- Task objective
Look through the data below. Show each line where the string "datetime" occurs.

- Data for processing
^^^^

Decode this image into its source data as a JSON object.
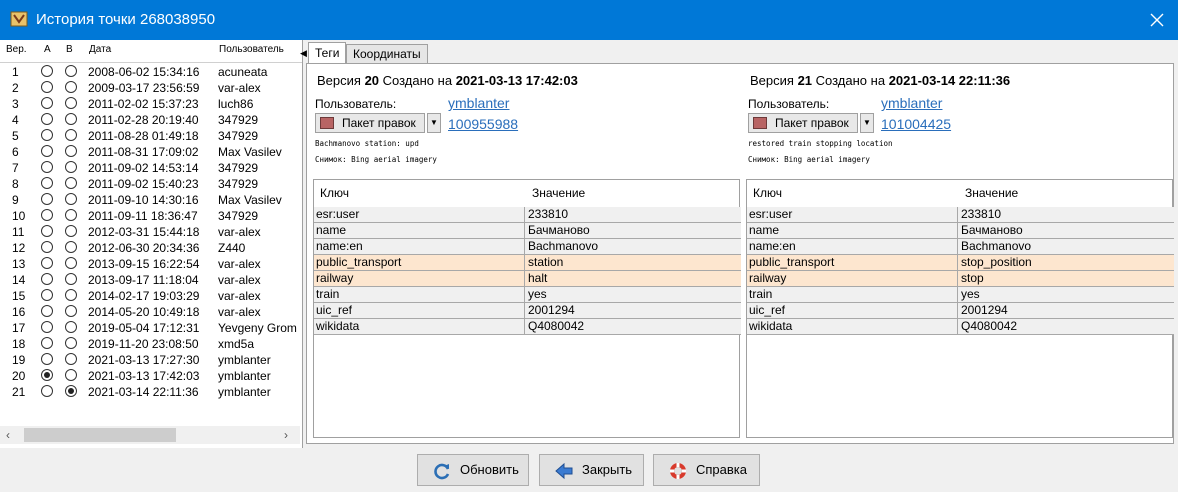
{
  "window": {
    "title": "История точки 268038950"
  },
  "history": {
    "headers": {
      "ver": "Вер.",
      "a": "A",
      "b": "B",
      "date": "Дата",
      "user": "Пользователь"
    },
    "rows": [
      {
        "ver": "1",
        "date": "2008-06-02 15:34:16",
        "user": "acuneata",
        "a": false,
        "b": false
      },
      {
        "ver": "2",
        "date": "2009-03-17 23:56:59",
        "user": "var-alex",
        "a": false,
        "b": false
      },
      {
        "ver": "3",
        "date": "2011-02-02 15:37:23",
        "user": "luch86",
        "a": false,
        "b": false
      },
      {
        "ver": "4",
        "date": "2011-02-28 20:19:40",
        "user": "347929",
        "a": false,
        "b": false
      },
      {
        "ver": "5",
        "date": "2011-08-28 01:49:18",
        "user": "347929",
        "a": false,
        "b": false
      },
      {
        "ver": "6",
        "date": "2011-08-31 17:09:02",
        "user": "Max Vasilev",
        "a": false,
        "b": false
      },
      {
        "ver": "7",
        "date": "2011-09-02 14:53:14",
        "user": "347929",
        "a": false,
        "b": false
      },
      {
        "ver": "8",
        "date": "2011-09-02 15:40:23",
        "user": "347929",
        "a": false,
        "b": false
      },
      {
        "ver": "9",
        "date": "2011-09-10 14:30:16",
        "user": "Max Vasilev",
        "a": false,
        "b": false
      },
      {
        "ver": "10",
        "date": "2011-09-11 18:36:47",
        "user": "347929",
        "a": false,
        "b": false
      },
      {
        "ver": "11",
        "date": "2012-03-31 15:44:18",
        "user": "var-alex",
        "a": false,
        "b": false
      },
      {
        "ver": "12",
        "date": "2012-06-30 20:34:36",
        "user": "Z440",
        "a": false,
        "b": false
      },
      {
        "ver": "13",
        "date": "2013-09-15 16:22:54",
        "user": "var-alex",
        "a": false,
        "b": false
      },
      {
        "ver": "14",
        "date": "2013-09-17 11:18:04",
        "user": "var-alex",
        "a": false,
        "b": false
      },
      {
        "ver": "15",
        "date": "2014-02-17 19:03:29",
        "user": "var-alex",
        "a": false,
        "b": false
      },
      {
        "ver": "16",
        "date": "2014-05-20 10:49:18",
        "user": "var-alex",
        "a": false,
        "b": false
      },
      {
        "ver": "17",
        "date": "2019-05-04 17:12:31",
        "user": "Yevgeny Grom",
        "a": false,
        "b": false
      },
      {
        "ver": "18",
        "date": "2019-11-20 23:08:50",
        "user": "xmd5a",
        "a": false,
        "b": false
      },
      {
        "ver": "19",
        "date": "2021-03-13 17:27:30",
        "user": "ymblanter",
        "a": false,
        "b": false
      },
      {
        "ver": "20",
        "date": "2021-03-13 17:42:03",
        "user": "ymblanter",
        "a": true,
        "b": false
      },
      {
        "ver": "21",
        "date": "2021-03-14 22:11:36",
        "user": "ymblanter",
        "a": false,
        "b": true
      }
    ]
  },
  "tabs": [
    {
      "label": "Теги",
      "active": true
    },
    {
      "label": "Координаты",
      "active": false
    }
  ],
  "left_version": {
    "prefix": "Версия",
    "number": "20",
    "created_label": "Создано на",
    "datetime": "2021-03-13 17:42:03",
    "user_label": "Пользователь:",
    "user": "ymblanter",
    "changeset_label": "Пакет правок",
    "changeset_id": "100955988",
    "comment": "Bachmanovo station: upd",
    "source": "Снимок: Bing aerial imagery"
  },
  "right_version": {
    "prefix": "Версия",
    "number": "21",
    "created_label": "Создано на",
    "datetime": "2021-03-14 22:11:36",
    "user_label": "Пользователь:",
    "user": "ymblanter",
    "changeset_label": "Пакет правок",
    "changeset_id": "101004425",
    "comment": "restored train stopping location",
    "source": "Снимок: Bing aerial imagery"
  },
  "tag_headers": {
    "key": "Ключ",
    "value": "Значение"
  },
  "left_tags": [
    {
      "k": "esr:user",
      "v": "233810",
      "diff": false
    },
    {
      "k": "name",
      "v": "Бачманово",
      "diff": false
    },
    {
      "k": "name:en",
      "v": "Bachmanovo",
      "diff": false
    },
    {
      "k": "public_transport",
      "v": "station",
      "diff": true
    },
    {
      "k": "railway",
      "v": "halt",
      "diff": true
    },
    {
      "k": "train",
      "v": "yes",
      "diff": false
    },
    {
      "k": "uic_ref",
      "v": "2001294",
      "diff": false
    },
    {
      "k": "wikidata",
      "v": "Q4080042",
      "diff": false
    }
  ],
  "right_tags": [
    {
      "k": "esr:user",
      "v": "233810",
      "diff": false
    },
    {
      "k": "name",
      "v": "Бачманово",
      "diff": false
    },
    {
      "k": "name:en",
      "v": "Bachmanovo",
      "diff": false
    },
    {
      "k": "public_transport",
      "v": "stop_position",
      "diff": true
    },
    {
      "k": "railway",
      "v": "stop",
      "diff": true
    },
    {
      "k": "train",
      "v": "yes",
      "diff": false
    },
    {
      "k": "uic_ref",
      "v": "2001294",
      "diff": false
    },
    {
      "k": "wikidata",
      "v": "Q4080042",
      "diff": false
    }
  ],
  "buttons": {
    "refresh": "Обновить",
    "close": "Закрыть",
    "help": "Справка"
  },
  "colors": {
    "titlebar": "#0078d7",
    "diff_row": "#fde6cf",
    "link": "#2a6ebb"
  }
}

^^^^

- Response
    "datetime": "2021-03-13 17:42:03",
    "datetime": "2021-03-14 22:11:36",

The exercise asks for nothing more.